#### Task to complete
Say how many lines contain "является"; the answer is the number alone.

***** Data records *****

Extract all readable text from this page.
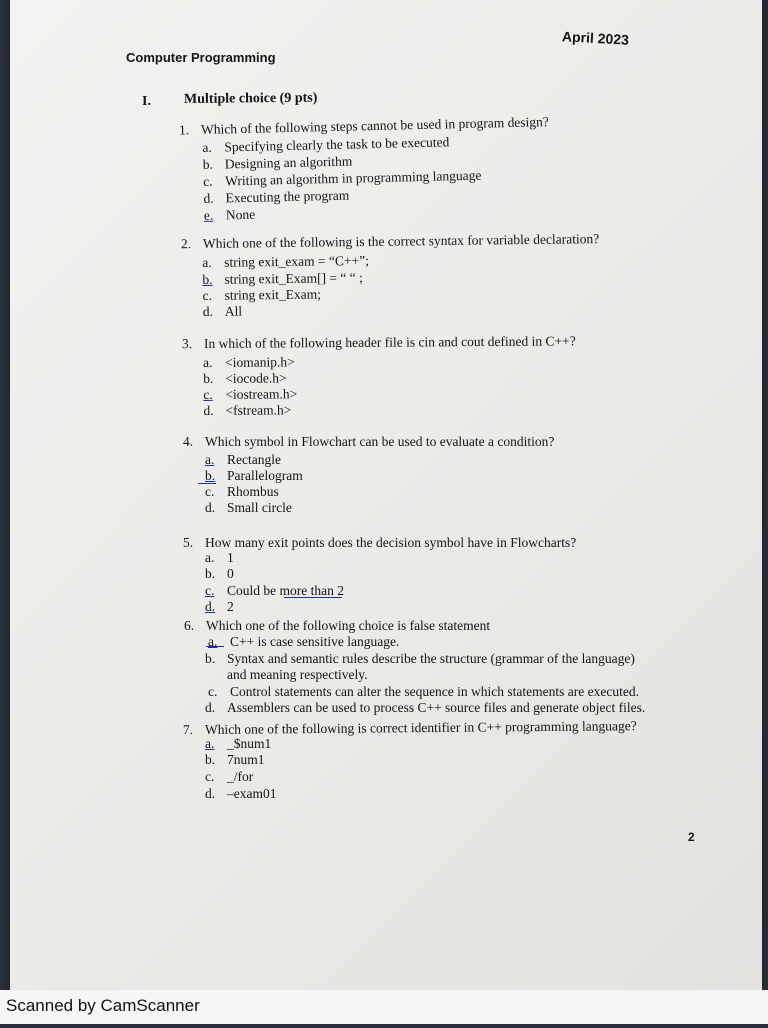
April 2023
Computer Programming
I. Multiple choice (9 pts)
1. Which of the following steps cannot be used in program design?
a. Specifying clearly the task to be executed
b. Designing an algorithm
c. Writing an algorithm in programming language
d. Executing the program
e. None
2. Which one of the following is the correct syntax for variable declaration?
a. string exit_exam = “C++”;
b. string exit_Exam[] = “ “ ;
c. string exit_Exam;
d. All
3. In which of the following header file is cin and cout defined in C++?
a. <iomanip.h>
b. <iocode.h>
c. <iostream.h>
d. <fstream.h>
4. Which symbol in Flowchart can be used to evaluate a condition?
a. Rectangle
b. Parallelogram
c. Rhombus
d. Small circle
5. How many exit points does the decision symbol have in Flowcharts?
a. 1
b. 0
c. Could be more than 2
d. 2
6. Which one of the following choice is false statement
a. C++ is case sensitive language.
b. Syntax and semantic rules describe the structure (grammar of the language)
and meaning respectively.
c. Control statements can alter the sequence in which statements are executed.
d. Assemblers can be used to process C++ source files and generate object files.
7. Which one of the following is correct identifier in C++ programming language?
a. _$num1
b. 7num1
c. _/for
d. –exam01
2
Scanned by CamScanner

*****
***** Data records *****

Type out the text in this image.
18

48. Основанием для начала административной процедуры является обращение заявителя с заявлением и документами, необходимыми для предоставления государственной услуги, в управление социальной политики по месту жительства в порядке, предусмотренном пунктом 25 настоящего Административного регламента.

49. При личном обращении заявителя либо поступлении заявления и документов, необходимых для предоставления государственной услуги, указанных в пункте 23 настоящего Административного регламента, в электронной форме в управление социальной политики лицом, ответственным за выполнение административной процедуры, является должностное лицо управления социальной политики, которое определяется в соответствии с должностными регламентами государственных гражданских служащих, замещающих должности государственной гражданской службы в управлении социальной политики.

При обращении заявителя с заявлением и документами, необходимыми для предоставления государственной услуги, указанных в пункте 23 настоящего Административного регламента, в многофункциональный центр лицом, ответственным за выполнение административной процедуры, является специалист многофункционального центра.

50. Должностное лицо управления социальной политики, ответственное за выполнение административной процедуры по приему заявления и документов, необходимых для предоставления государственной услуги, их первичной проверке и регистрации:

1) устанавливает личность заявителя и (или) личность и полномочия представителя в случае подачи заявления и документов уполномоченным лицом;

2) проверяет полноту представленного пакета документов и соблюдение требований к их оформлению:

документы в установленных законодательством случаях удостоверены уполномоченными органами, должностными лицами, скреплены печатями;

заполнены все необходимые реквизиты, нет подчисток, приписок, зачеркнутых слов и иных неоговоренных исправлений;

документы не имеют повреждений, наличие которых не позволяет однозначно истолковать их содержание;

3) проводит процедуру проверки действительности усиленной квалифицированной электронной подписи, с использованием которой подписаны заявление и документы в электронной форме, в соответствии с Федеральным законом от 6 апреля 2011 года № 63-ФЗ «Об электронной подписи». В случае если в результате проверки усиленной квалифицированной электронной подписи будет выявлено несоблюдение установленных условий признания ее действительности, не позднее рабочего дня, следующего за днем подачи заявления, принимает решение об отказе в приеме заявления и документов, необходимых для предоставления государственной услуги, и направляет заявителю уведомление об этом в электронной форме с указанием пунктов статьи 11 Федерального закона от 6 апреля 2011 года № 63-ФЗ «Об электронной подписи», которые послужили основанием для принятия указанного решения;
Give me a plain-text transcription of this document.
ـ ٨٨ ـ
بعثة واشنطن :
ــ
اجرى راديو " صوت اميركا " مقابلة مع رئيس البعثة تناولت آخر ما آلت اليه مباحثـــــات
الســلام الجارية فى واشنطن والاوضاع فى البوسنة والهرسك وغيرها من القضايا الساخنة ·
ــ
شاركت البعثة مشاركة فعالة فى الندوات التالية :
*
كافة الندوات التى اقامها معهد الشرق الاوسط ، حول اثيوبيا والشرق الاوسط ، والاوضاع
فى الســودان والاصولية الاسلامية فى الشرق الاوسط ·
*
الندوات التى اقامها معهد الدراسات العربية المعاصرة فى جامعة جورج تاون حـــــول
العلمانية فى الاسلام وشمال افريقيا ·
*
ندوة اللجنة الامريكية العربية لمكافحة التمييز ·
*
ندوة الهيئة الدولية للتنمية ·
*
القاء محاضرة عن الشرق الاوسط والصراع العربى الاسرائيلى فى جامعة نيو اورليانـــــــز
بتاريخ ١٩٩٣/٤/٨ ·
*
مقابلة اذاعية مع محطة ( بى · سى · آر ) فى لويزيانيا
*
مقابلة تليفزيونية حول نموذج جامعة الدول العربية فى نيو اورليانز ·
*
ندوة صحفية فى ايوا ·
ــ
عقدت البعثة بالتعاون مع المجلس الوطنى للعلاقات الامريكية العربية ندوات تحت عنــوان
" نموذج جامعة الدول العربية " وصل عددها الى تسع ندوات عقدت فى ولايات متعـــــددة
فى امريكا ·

*****

#### Expected answer
3